(PROBLEM DETAILS): All of the records listed below should be retyped exactly.

(DATA TO USE):
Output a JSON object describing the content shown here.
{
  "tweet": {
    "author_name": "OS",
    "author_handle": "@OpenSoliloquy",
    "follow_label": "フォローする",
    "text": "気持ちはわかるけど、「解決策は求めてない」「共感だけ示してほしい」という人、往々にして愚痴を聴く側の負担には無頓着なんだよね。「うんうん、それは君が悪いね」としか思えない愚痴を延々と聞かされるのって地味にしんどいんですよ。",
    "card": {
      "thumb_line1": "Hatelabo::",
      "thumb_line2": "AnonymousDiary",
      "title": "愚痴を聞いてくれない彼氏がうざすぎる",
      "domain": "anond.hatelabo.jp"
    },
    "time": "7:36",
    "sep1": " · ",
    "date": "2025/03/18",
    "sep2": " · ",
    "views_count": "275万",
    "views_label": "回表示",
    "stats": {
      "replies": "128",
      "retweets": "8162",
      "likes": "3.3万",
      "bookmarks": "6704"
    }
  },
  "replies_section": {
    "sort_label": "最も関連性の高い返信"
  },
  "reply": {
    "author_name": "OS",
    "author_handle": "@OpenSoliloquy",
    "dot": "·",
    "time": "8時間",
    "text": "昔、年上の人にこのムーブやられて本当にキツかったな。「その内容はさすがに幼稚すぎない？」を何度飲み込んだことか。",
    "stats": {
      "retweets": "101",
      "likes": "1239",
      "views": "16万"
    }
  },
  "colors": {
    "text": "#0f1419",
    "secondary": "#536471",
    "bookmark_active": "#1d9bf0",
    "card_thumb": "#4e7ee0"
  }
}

(WRITTEN ANSWER):
Output a JSON object describing the content shown here.
{
  "tweet": {
    "author_name": "OS",
    "author_handle": "@OpenSoliloquy",
    "follow_label": "フォローする",
    "text": "気持ちはわかるけど、「解決策は求めてない」「共感だけ示してほしい」という人、往々にして愚痴を聴く側の負担には無頓着なんだよね。「うんうん、それは君が悪いね」としか思えない愚痴を延々と聞かされるのって地味にしんどいんですよ。",
    "card": {
      "thumb_line1": "Hatelabo::",
      "thumb_line2": "AnonymousDiary",
      "title": "愚痴を聞いてくれない彼氏がうざすぎる",
      "domain": "anond.hatelabo.jp"
    },
    "time": "7:36",
    "sep1": " · ",
    "date": "2025/03/18",
    "sep2": " · ",
    "views_count": "275万",
    "views_label": "回表示",
    "stats": {
      "replies": "128",
      "retweets": "8162",
      "likes": "3.3万",
      "bookmarks": "6704"
    }
  },
  "replies_section": {
    "sort_label": "最も関連性の高い返信"
  },
  "reply": {
    "author_name": "OS",
    "author_handle": "@OpenSoliloquy",
    "dot": "·",
    "time": "8時間",
    "text": "昔、年上の人にこのムーブやられて本当にキツかったな。「その内容はさすがに幼稚すぎない？」を何度飲み込んだことか。",
    "stats": {
      "retweets": "101",
      "likes": "1239",
      "views": "16万"
    }
  },
  "colors": {
    "text": "#0f1419",
    "secondary": "#536471",
    "bookmark_active": "#1d9bf0",
    "card_thumb": "#4e7ee0"
  }
}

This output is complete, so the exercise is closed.